__Records that describe figures__.
#####

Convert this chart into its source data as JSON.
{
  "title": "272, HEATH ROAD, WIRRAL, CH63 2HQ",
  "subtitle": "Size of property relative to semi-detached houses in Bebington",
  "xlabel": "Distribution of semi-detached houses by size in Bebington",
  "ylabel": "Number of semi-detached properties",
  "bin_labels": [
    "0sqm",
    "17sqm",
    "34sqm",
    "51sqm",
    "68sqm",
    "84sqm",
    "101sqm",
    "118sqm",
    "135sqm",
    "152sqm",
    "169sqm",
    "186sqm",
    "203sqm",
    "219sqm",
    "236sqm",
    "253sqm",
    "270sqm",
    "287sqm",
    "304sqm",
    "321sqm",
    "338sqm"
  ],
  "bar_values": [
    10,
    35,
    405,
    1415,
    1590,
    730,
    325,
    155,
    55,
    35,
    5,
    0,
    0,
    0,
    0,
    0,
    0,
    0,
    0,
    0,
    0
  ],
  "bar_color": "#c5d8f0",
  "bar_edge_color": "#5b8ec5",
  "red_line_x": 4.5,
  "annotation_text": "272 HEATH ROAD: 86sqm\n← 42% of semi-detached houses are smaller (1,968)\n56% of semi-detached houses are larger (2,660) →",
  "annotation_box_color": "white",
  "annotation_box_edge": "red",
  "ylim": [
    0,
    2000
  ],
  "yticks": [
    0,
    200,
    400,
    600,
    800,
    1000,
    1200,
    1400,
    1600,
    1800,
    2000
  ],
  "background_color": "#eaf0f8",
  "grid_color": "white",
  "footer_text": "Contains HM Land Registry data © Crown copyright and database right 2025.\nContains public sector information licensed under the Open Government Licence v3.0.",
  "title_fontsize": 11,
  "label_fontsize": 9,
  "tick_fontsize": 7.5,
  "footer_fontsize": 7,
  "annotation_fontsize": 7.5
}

#####

__WHAT THE TASK REQUIRES__. Look through the entries above for the word "ROAD". Copy every line where it shows up.

__CORRECT RESPONSE__.
  "title": "272, HEATH ROAD, WIRRAL, CH63 2HQ",
  "annotation_text": "272 HEATH ROAD: 86sqm\n← 42% of semi-detached houses are smaller (1,968)\n56% of semi-detached houses are larger (2,660) →",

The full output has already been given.